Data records
-- Start --
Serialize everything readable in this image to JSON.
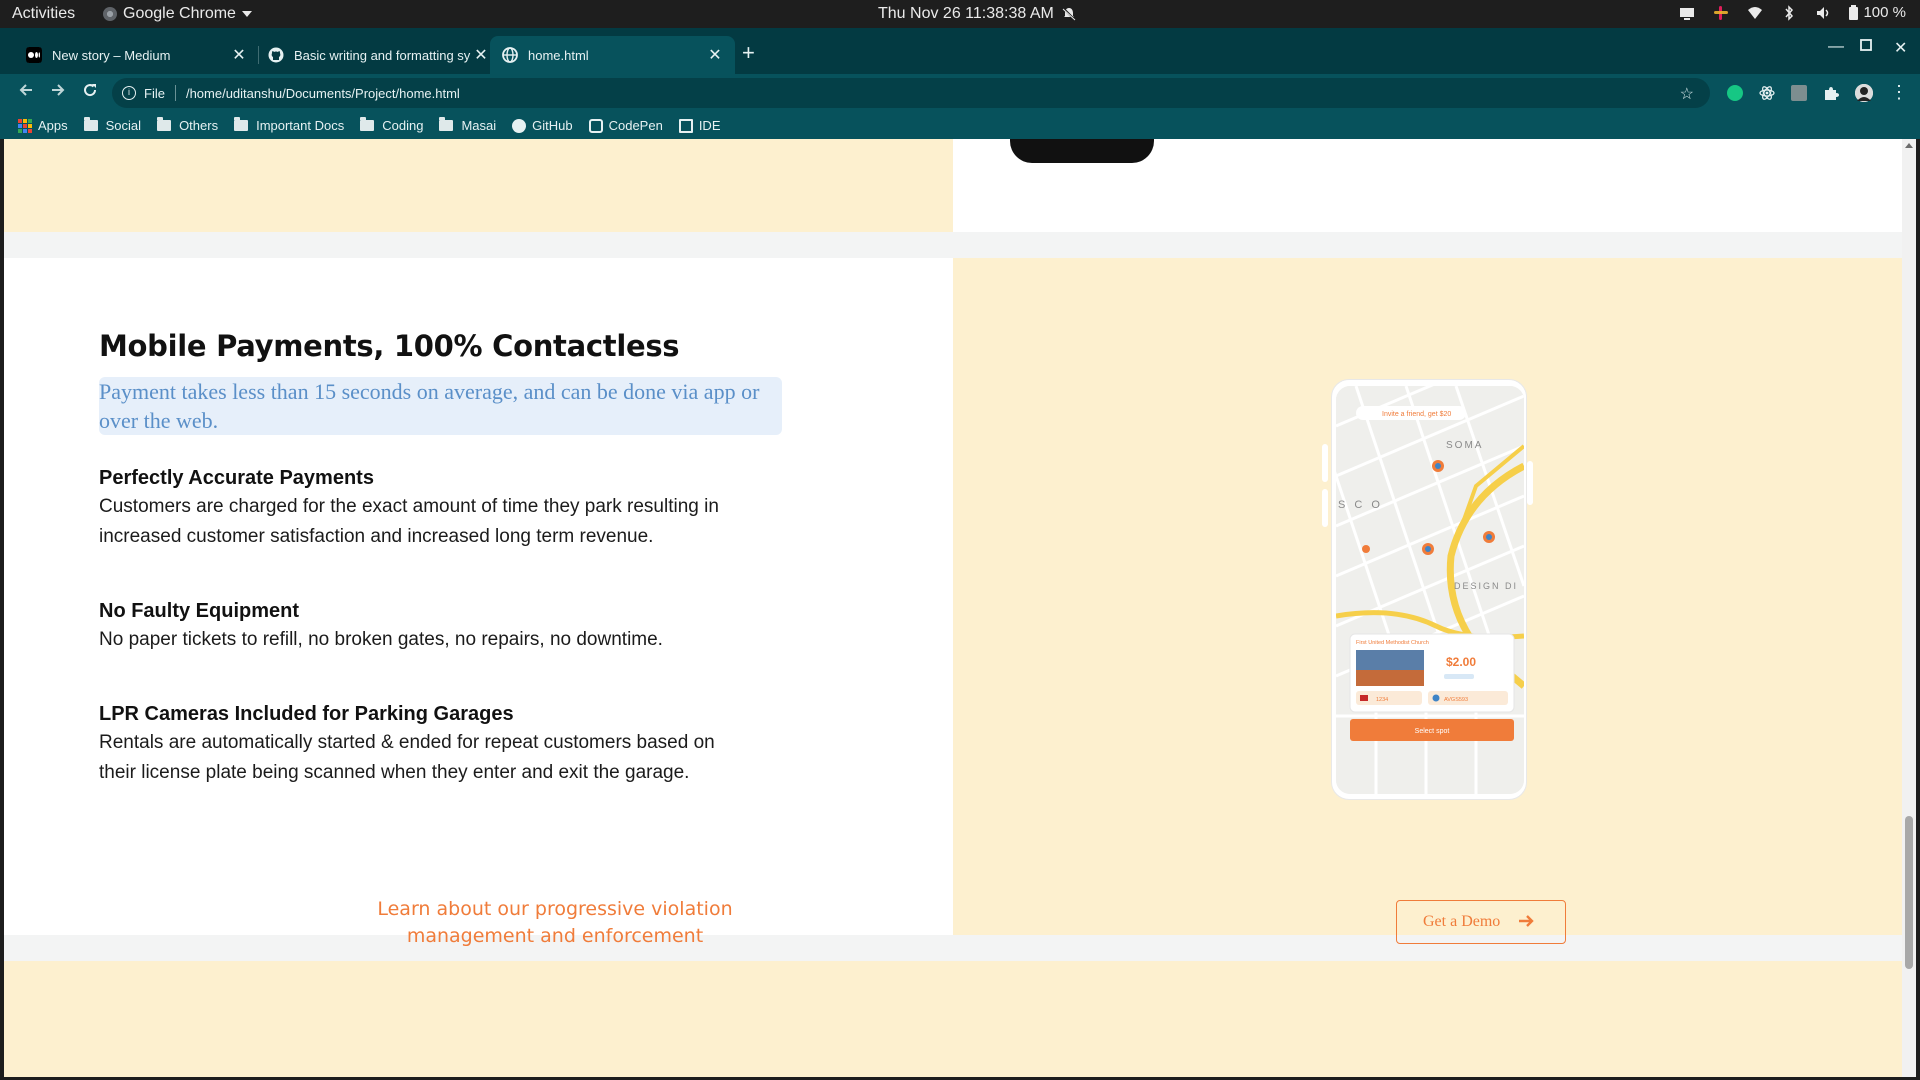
{
  "os": {
    "activities": "Activities",
    "app_name": "Google Chrome",
    "clock": "Thu Nov 26  11:38:38 AM",
    "battery": "100 %"
  },
  "browser": {
    "tabs": [
      {
        "title": "New story – Medium",
        "active": false
      },
      {
        "title": "Basic writing and formatting sy",
        "active": false
      },
      {
        "title": "home.html",
        "active": true
      }
    ],
    "address_scheme": "File",
    "address_url": "/home/uditanshu/Documents/Project/home.html",
    "bookmarks": [
      {
        "label": "Apps",
        "icon": "apps-grid-icon"
      },
      {
        "label": "Social",
        "icon": "folder-icon"
      },
      {
        "label": "Others",
        "icon": "folder-icon"
      },
      {
        "label": "Important Docs",
        "icon": "folder-icon"
      },
      {
        "label": "Coding",
        "icon": "folder-icon"
      },
      {
        "label": "Masai",
        "icon": "folder-icon"
      },
      {
        "label": "GitHub",
        "icon": "github-icon"
      },
      {
        "label": "CodePen",
        "icon": "codepen-icon"
      },
      {
        "label": "IDE",
        "icon": "ide-icon"
      }
    ]
  },
  "page": {
    "heading": "Mobile Payments, 100% Contactless",
    "subtitle": "Payment takes less than 15 seconds on average, and can be done via app or over the web.",
    "features": [
      {
        "title": "Perfectly Accurate Payments",
        "text": "Customers are charged for the exact amount of time they park resulting in increased customer satisfaction and increased long term revenue."
      },
      {
        "title": "No Faulty Equipment",
        "text": "No paper tickets to refill, no broken gates, no repairs, no downtime."
      },
      {
        "title": "LPR Cameras Included for Parking Garages",
        "text": "Rentals are automatically started & ended for repeat customers based on their license plate being scanned when they enter and exit the garage."
      }
    ],
    "phone": {
      "invite": "Invite a friend, get $20",
      "map_labels": [
        "SOMA",
        "S C O",
        "DESIGN DI"
      ],
      "card_title": "First United Methodist Church",
      "price": "$2.00",
      "plate": "1234",
      "vehicle": "AVGS593",
      "select_button": "Select spot"
    },
    "learn_text": "Learn about our progressive violation management and enforcement",
    "demo_button": "Get a Demo",
    "accent_color": "#f07c3a",
    "cream_color": "#fdf0cf"
  }
}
-- End --
**Objective:** Excluding the pictures, restate the records above word for word.

**Solution to this task:**
Serialize everything readable in this image to JSON.
{
  "os": {
    "activities": "Activities",
    "app_name": "Google Chrome",
    "clock": "Thu Nov 26  11:38:38 AM",
    "battery": "100 %"
  },
  "browser": {
    "tabs": [
      {
        "title": "New story – Medium",
        "active": false
      },
      {
        "title": "Basic writing and formatting sy",
        "active": false
      },
      {
        "title": "home.html",
        "active": true
      }
    ],
    "address_scheme": "File",
    "address_url": "/home/uditanshu/Documents/Project/home.html",
    "bookmarks": [
      {
        "label": "Apps",
        "icon": "apps-grid-icon"
      },
      {
        "label": "Social",
        "icon": "folder-icon"
      },
      {
        "label": "Others",
        "icon": "folder-icon"
      },
      {
        "label": "Important Docs",
        "icon": "folder-icon"
      },
      {
        "label": "Coding",
        "icon": "folder-icon"
      },
      {
        "label": "Masai",
        "icon": "folder-icon"
      },
      {
        "label": "GitHub",
        "icon": "github-icon"
      },
      {
        "label": "CodePen",
        "icon": "codepen-icon"
      },
      {
        "label": "IDE",
        "icon": "ide-icon"
      }
    ]
  },
  "page": {
    "heading": "Mobile Payments, 100% Contactless",
    "subtitle": "Payment takes less than 15 seconds on average, and can be done via app or over the web.",
    "features": [
      {
        "title": "Perfectly Accurate Payments",
        "text": "Customers are charged for the exact amount of time they park resulting in increased customer satisfaction and increased long term revenue."
      },
      {
        "title": "No Faulty Equipment",
        "text": "No paper tickets to refill, no broken gates, no repairs, no downtime."
      },
      {
        "title": "LPR Cameras Included for Parking Garages",
        "text": "Rentals are automatically started & ended for repeat customers based on their license plate being scanned when they enter and exit the garage."
      }
    ],
    "phone": {
      "invite": "Invite a friend, get $20",
      "map_labels": [
        "SOMA",
        "S C O",
        "DESIGN DI"
      ],
      "card_title": "First United Methodist Church",
      "price": "$2.00",
      "plate": "1234",
      "vehicle": "AVGS593",
      "select_button": "Select spot"
    },
    "learn_text": "Learn about our progressive violation management and enforcement",
    "demo_button": "Get a Demo",
    "accent_color": "#f07c3a",
    "cream_color": "#fdf0cf"
  }
}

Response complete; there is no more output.